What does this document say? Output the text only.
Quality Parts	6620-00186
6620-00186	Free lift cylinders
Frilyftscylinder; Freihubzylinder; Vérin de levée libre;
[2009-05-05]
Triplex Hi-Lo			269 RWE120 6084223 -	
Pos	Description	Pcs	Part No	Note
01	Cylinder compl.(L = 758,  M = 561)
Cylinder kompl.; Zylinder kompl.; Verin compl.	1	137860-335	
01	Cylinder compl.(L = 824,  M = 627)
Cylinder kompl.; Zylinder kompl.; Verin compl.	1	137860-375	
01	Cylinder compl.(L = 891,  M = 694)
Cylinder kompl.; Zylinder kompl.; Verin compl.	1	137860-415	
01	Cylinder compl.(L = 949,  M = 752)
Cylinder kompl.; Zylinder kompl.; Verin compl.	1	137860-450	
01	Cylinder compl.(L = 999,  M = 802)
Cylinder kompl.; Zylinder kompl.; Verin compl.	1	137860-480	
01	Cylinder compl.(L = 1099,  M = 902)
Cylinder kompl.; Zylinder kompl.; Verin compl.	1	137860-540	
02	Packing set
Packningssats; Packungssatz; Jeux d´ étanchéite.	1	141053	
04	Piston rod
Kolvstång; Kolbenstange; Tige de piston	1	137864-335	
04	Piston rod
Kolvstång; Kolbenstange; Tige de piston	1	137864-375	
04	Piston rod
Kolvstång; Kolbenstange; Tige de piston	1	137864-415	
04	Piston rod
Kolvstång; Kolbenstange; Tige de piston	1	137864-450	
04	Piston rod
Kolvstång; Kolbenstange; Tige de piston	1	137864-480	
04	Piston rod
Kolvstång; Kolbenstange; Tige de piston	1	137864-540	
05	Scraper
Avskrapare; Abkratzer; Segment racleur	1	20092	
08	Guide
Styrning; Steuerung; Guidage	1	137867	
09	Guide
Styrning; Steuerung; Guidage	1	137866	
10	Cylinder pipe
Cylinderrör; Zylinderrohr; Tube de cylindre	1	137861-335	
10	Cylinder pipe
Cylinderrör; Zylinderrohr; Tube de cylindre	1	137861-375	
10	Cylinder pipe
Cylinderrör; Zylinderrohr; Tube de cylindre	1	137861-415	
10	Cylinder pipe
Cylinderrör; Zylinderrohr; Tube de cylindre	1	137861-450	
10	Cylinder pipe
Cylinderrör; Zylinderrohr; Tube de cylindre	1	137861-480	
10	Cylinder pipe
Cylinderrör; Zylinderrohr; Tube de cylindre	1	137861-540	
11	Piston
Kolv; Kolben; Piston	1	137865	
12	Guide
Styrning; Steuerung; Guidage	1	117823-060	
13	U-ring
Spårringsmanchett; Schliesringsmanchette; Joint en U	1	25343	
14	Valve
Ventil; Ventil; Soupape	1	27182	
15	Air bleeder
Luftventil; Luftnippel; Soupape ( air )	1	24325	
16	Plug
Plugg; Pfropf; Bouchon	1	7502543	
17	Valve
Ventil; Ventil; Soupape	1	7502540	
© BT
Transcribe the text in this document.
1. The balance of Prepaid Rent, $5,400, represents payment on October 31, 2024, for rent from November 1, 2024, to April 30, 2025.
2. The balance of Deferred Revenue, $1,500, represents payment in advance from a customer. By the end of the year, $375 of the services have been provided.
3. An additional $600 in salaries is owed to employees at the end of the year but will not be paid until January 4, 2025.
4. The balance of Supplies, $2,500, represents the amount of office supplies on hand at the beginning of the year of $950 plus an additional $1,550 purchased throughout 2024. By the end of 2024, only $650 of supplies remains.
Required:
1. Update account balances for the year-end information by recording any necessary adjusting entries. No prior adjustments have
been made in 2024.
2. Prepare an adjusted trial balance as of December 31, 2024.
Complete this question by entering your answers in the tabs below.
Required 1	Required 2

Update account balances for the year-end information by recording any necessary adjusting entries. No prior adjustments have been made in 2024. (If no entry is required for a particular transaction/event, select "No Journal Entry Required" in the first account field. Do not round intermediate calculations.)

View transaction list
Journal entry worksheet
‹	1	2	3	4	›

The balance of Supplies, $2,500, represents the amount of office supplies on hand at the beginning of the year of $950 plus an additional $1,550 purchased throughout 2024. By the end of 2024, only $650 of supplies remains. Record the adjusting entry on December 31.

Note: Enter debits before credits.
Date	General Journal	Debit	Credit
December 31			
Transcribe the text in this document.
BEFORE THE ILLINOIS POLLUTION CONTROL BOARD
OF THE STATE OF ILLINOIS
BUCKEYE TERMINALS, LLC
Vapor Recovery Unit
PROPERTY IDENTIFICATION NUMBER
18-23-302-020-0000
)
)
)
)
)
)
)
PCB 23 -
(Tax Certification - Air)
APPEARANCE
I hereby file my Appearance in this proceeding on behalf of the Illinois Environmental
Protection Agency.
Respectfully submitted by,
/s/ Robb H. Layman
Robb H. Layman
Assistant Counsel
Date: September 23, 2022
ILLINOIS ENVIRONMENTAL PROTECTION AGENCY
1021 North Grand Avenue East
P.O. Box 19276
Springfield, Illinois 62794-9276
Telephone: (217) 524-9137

****

**GIVEN TASK**
Write every entry out again exactly.

**RESULT OF THE TASK**
What does this document say? Output the text only.
Quality Parts	6620-00186
6620-00186	Free lift cylinders
Frilyftscylinder; Freihubzylinder; Vérin de levée libre;
[2009-05-05]
Triplex Hi-Lo			269 RWE120 6084223 -	
Pos	Description	Pcs	Part No	Note
01	Cylinder compl.(L = 758,  M = 561)
Cylinder kompl.; Zylinder kompl.; Verin compl.	1	137860-335	
01	Cylinder compl.(L = 824,  M = 627)
Cylinder kompl.; Zylinder kompl.; Verin compl.	1	137860-375	
01	Cylinder compl.(L = 891,  M = 694)
Cylinder kompl.; Zylinder kompl.; Verin compl.	1	137860-415	
01	Cylinder compl.(L = 949,  M = 752)
Cylinder kompl.; Zylinder kompl.; Verin compl.	1	137860-450	
01	Cylinder compl.(L = 999,  M = 802)
Cylinder kompl.; Zylinder kompl.; Verin compl.	1	137860-480	
01	Cylinder compl.(L = 1099,  M = 902)
Cylinder kompl.; Zylinder kompl.; Verin compl.	1	137860-540	
02	Packing set
Packningssats; Packungssatz; Jeux d´ étanchéite.	1	141053	
04	Piston rod
Kolvstång; Kolbenstange; Tige de piston	1	137864-335	
04	Piston rod
Kolvstång; Kolbenstange; Tige de piston	1	137864-375	
04	Piston rod
Kolvstång; Kolbenstange; Tige de piston	1	137864-415	
04	Piston rod
Kolvstång; Kolbenstange; Tige de piston	1	137864-450	
04	Piston rod
Kolvstång; Kolbenstange; Tige de piston	1	137864-480	
04	Piston rod
Kolvstång; Kolbenstange; Tige de piston	1	137864-540	
05	Scraper
Avskrapare; Abkratzer; Segment racleur	1	20092	
08	Guide
Styrning; Steuerung; Guidage	1	137867	
09	Guide
Styrning; Steuerung; Guidage	1	137866	
10	Cylinder pipe
Cylinderrör; Zylinderrohr; Tube de cylindre	1	137861-335	
10	Cylinder pipe
Cylinderrör; Zylinderrohr; Tube de cylindre	1	137861-375	
10	Cylinder pipe
Cylinderrör; Zylinderrohr; Tube de cylindre	1	137861-415	
10	Cylinder pipe
Cylinderrör; Zylinderrohr; Tube de cylindre	1	137861-450	
10	Cylinder pipe
Cylinderrör; Zylinderrohr; Tube de cylindre	1	137861-480	
10	Cylinder pipe
Cylinderrör; Zylinderrohr; Tube de cylindre	1	137861-540	
11	Piston
Kolv; Kolben; Piston	1	137865	
12	Guide
Styrning; Steuerung; Guidage	1	117823-060	
13	U-ring
Spårringsmanchett; Schliesringsmanchette; Joint en U	1	25343	
14	Valve
Ventil; Ventil; Soupape	1	27182	
15	Air bleeder
Luftventil; Luftnippel; Soupape ( air )	1	24325	
16	Plug
Plugg; Pfropf; Bouchon	1	7502543	
17	Valve
Ventil; Ventil; Soupape	1	7502540	
© BT
Transcribe the text in this document.
1. The balance of Prepaid Rent, $5,400, represents payment on October 31, 2024, for rent from November 1, 2024, to April 30, 2025.
2. The balance of Deferred Revenue, $1,500, represents payment in advance from a customer. By the end of the year, $375 of the services have been provided.
3. An additional $600 in salaries is owed to employees at the end of the year but will not be paid until January 4, 2025.
4. The balance of Supplies, $2,500, represents the amount of office supplies on hand at the beginning of the year of $950 plus an additional $1,550 purchased throughout 2024. By the end of 2024, only $650 of supplies remains.
Required:
1. Update account balances for the year-end information by recording any necessary adjusting entries. No prior adjustments have
been made in 2024.
2. Prepare an adjusted trial balance as of December 31, 2024.
Complete this question by entering your answers in the tabs below.
Required 1	Required 2

Update account balances for the year-end information by recording any necessary adjusting entries. No prior adjustments have been made in 2024. (If no entry is required for a particular transaction/event, select "No Journal Entry Required" in the first account field. Do not round intermediate calculations.)

View transaction list
Journal entry worksheet
‹	1	2	3	4	›

The balance of Supplies, $2,500, represents the amount of office supplies on hand at the beginning of the year of $950 plus an additional $1,550 purchased throughout 2024. By the end of 2024, only $650 of supplies remains. Record the adjusting entry on December 31.

Note: Enter debits before credits.
Date	General Journal	Debit	Credit
December 31			
Transcribe the text in this document.
BEFORE THE ILLINOIS POLLUTION CONTROL BOARD
OF THE STATE OF ILLINOIS
BUCKEYE TERMINALS, LLC
Vapor Recovery Unit
PROPERTY IDENTIFICATION NUMBER
18-23-302-020-0000
)
)
)
)
)
)
)
PCB 23 -
(Tax Certification - Air)
APPEARANCE
I hereby file my Appearance in this proceeding on behalf of the Illinois Environmental
Protection Agency.
Respectfully submitted by,
/s/ Robb H. Layman
Robb H. Layman
Assistant Counsel
Date: September 23, 2022
ILLINOIS ENVIRONMENTAL PROTECTION AGENCY
1021 North Grand Avenue East
P.O. Box 19276
Springfield, Illinois 62794-9276
Telephone: (217) 524-9137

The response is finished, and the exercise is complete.